_Raw records_
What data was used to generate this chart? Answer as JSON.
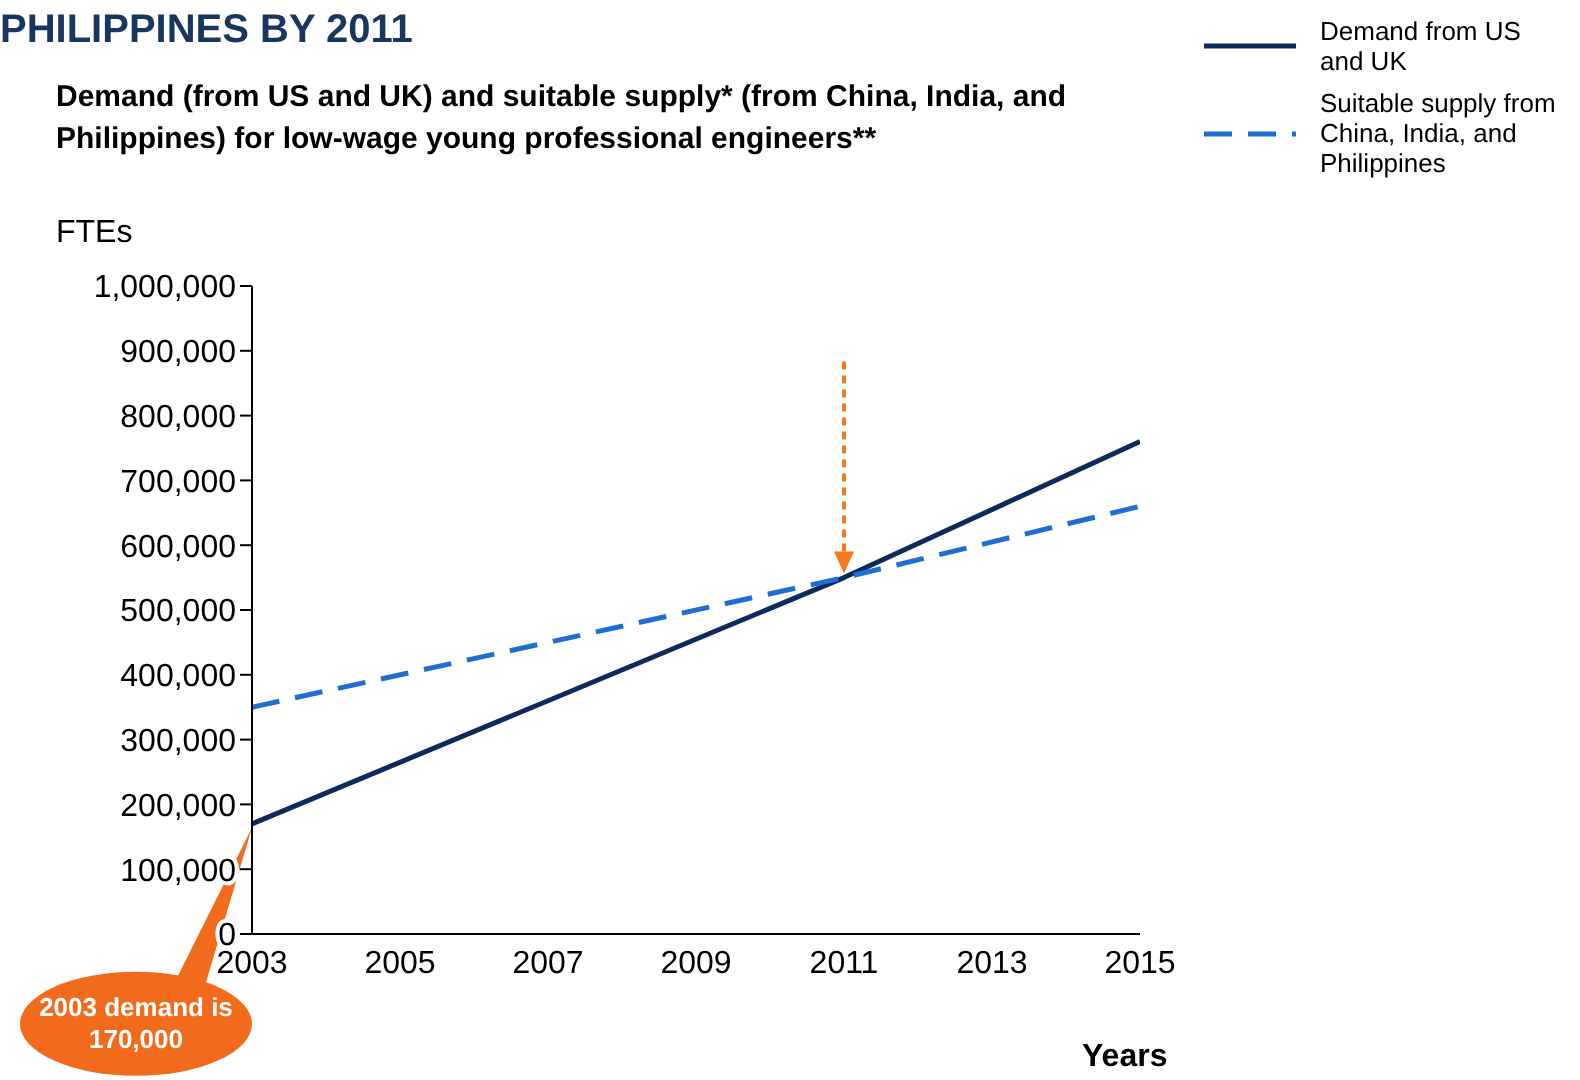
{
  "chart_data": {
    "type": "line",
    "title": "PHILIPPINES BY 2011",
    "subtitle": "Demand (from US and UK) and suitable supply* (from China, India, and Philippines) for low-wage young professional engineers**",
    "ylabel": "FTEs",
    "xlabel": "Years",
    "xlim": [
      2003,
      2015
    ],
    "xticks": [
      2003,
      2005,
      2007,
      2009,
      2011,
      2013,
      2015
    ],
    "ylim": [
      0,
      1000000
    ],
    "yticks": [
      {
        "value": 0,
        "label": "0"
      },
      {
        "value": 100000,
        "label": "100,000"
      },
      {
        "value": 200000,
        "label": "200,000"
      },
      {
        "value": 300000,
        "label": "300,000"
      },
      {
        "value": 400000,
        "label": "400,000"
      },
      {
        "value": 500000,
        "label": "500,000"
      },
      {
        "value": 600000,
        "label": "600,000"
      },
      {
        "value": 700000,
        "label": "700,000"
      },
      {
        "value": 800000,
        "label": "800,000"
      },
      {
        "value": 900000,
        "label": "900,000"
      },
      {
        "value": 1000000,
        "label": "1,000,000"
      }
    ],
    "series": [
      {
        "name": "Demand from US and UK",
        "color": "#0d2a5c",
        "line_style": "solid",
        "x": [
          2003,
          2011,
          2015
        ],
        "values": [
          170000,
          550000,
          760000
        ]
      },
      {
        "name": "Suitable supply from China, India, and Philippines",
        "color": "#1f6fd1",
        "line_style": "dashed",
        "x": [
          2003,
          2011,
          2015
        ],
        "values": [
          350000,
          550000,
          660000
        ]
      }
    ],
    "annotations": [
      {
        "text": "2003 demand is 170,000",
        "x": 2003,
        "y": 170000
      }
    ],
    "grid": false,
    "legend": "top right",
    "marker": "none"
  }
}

_TO BE DONE_
Look through the entries above; copy every line holding the string "China".

_ANSWER IN FULL_
    "subtitle": "Demand (from US and UK) and suitable supply* (from China, India, and Philippines) for low-wage young professional engineers**",
        "name": "Suitable supply from China, India, and Philippines",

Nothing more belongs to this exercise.